▽
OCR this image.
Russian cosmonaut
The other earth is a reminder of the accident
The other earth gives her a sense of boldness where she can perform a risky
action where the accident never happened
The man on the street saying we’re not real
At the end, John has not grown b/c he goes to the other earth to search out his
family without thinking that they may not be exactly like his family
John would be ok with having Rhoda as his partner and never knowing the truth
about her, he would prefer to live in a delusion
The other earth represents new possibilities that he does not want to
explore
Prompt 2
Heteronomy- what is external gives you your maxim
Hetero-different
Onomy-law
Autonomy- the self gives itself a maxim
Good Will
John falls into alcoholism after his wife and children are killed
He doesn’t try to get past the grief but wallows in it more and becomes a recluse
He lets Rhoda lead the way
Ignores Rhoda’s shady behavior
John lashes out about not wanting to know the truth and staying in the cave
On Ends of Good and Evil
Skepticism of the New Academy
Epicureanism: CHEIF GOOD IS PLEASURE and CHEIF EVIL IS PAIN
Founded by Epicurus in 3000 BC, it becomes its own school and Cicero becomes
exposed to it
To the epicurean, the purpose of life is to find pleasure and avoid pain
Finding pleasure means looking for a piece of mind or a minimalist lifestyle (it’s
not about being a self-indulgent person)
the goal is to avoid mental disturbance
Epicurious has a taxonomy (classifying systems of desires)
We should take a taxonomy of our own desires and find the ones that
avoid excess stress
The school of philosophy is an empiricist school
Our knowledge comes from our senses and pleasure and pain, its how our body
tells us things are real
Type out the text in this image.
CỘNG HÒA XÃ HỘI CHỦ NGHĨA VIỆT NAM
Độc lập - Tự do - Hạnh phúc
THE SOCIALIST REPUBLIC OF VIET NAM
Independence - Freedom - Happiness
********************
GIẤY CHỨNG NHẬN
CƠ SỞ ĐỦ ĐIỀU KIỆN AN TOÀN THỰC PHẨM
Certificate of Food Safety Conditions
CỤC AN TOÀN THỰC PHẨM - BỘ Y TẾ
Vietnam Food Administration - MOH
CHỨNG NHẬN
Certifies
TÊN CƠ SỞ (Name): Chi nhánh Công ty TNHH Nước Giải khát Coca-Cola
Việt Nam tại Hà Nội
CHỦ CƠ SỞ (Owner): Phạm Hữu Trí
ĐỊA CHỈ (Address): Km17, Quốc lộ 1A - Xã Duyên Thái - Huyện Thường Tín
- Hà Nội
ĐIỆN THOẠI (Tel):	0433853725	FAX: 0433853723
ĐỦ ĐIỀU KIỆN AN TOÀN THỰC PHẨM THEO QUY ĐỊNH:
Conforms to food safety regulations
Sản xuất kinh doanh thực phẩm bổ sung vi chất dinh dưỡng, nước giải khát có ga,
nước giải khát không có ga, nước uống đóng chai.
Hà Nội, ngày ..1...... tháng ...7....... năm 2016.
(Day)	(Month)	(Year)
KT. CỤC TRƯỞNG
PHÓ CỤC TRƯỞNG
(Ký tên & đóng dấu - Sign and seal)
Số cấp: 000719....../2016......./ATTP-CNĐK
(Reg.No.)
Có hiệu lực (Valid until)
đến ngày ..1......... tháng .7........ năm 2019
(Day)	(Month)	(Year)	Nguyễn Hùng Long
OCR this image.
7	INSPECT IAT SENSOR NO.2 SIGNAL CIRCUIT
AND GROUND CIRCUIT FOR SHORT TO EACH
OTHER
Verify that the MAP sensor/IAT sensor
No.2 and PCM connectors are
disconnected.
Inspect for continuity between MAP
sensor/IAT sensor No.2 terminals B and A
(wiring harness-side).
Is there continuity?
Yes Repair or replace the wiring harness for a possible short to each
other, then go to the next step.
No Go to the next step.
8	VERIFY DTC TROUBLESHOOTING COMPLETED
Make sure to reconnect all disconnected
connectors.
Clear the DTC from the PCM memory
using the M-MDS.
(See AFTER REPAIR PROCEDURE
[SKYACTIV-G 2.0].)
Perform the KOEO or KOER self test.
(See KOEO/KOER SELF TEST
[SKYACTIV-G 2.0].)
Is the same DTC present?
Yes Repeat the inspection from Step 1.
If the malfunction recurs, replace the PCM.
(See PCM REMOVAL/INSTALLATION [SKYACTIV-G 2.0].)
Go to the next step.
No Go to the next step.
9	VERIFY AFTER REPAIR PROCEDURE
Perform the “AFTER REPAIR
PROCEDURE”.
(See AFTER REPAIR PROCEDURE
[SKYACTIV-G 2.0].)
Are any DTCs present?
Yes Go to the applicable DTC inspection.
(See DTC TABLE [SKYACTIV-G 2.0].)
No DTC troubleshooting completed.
△
**What to work on:** All the entries above need to be reproduced exactly.

**Full solution:**
OCR this image.
Russian cosmonaut
The other earth is a reminder of the accident
The other earth gives her a sense of boldness where she can perform a risky
action where the accident never happened
The man on the street saying we’re not real
At the end, John has not grown b/c he goes to the other earth to search out his
family without thinking that they may not be exactly like his family
John would be ok with having Rhoda as his partner and never knowing the truth
about her, he would prefer to live in a delusion
The other earth represents new possibilities that he does not want to
explore
Prompt 2
Heteronomy- what is external gives you your maxim
Hetero-different
Onomy-law
Autonomy- the self gives itself a maxim
Good Will
John falls into alcoholism after his wife and children are killed
He doesn’t try to get past the grief but wallows in it more and becomes a recluse
He lets Rhoda lead the way
Ignores Rhoda’s shady behavior
John lashes out about not wanting to know the truth and staying in the cave
On Ends of Good and Evil
Skepticism of the New Academy
Epicureanism: CHEIF GOOD IS PLEASURE and CHEIF EVIL IS PAIN
Founded by Epicurus in 3000 BC, it becomes its own school and Cicero becomes
exposed to it
To the epicurean, the purpose of life is to find pleasure and avoid pain
Finding pleasure means looking for a piece of mind or a minimalist lifestyle (it’s
not about being a self-indulgent person)
the goal is to avoid mental disturbance
Epicurious has a taxonomy (classifying systems of desires)
We should take a taxonomy of our own desires and find the ones that
avoid excess stress
The school of philosophy is an empiricist school
Our knowledge comes from our senses and pleasure and pain, its how our body
tells us things are real
Type out the text in this image.
CỘNG HÒA XÃ HỘI CHỦ NGHĨA VIỆT NAM
Độc lập - Tự do - Hạnh phúc
THE SOCIALIST REPUBLIC OF VIET NAM
Independence - Freedom - Happiness
********************
GIẤY CHỨNG NHẬN
CƠ SỞ ĐỦ ĐIỀU KIỆN AN TOÀN THỰC PHẨM
Certificate of Food Safety Conditions
CỤC AN TOÀN THỰC PHẨM - BỘ Y TẾ
Vietnam Food Administration - MOH
CHỨNG NHẬN
Certifies
TÊN CƠ SỞ (Name): Chi nhánh Công ty TNHH Nước Giải khát Coca-Cola
Việt Nam tại Hà Nội
CHỦ CƠ SỞ (Owner): Phạm Hữu Trí
ĐỊA CHỈ (Address): Km17, Quốc lộ 1A - Xã Duyên Thái - Huyện Thường Tín
- Hà Nội
ĐIỆN THOẠI (Tel):	0433853725	FAX: 0433853723
ĐỦ ĐIỀU KIỆN AN TOÀN THỰC PHẨM THEO QUY ĐỊNH:
Conforms to food safety regulations
Sản xuất kinh doanh thực phẩm bổ sung vi chất dinh dưỡng, nước giải khát có ga,
nước giải khát không có ga, nước uống đóng chai.
Hà Nội, ngày ..1...... tháng ...7....... năm 2016.
(Day)	(Month)	(Year)
KT. CỤC TRƯỞNG
PHÓ CỤC TRƯỞNG
(Ký tên & đóng dấu - Sign and seal)
Số cấp: 000719....../2016......./ATTP-CNĐK
(Reg.No.)
Có hiệu lực (Valid until)
đến ngày ..1......... tháng .7........ năm 2019
(Day)	(Month)	(Year)	Nguyễn Hùng Long
OCR this image.
7	INSPECT IAT SENSOR NO.2 SIGNAL CIRCUIT
AND GROUND CIRCUIT FOR SHORT TO EACH
OTHER
Verify that the MAP sensor/IAT sensor
No.2 and PCM connectors are
disconnected.
Inspect for continuity between MAP
sensor/IAT sensor No.2 terminals B and A
(wiring harness-side).
Is there continuity?
Yes Repair or replace the wiring harness for a possible short to each
other, then go to the next step.
No Go to the next step.
8	VERIFY DTC TROUBLESHOOTING COMPLETED
Make sure to reconnect all disconnected
connectors.
Clear the DTC from the PCM memory
using the M-MDS.
(See AFTER REPAIR PROCEDURE
[SKYACTIV-G 2.0].)
Perform the KOEO or KOER self test.
(See KOEO/KOER SELF TEST
[SKYACTIV-G 2.0].)
Is the same DTC present?
Yes Repeat the inspection from Step 1.
If the malfunction recurs, replace the PCM.
(See PCM REMOVAL/INSTALLATION [SKYACTIV-G 2.0].)
Go to the next step.
No Go to the next step.
9	VERIFY AFTER REPAIR PROCEDURE
Perform the “AFTER REPAIR
PROCEDURE”.
(See AFTER REPAIR PROCEDURE
[SKYACTIV-G 2.0].)
Are any DTCs present?
Yes Go to the applicable DTC inspection.
(See DTC TABLE [SKYACTIV-G 2.0].)
No DTC troubleshooting completed.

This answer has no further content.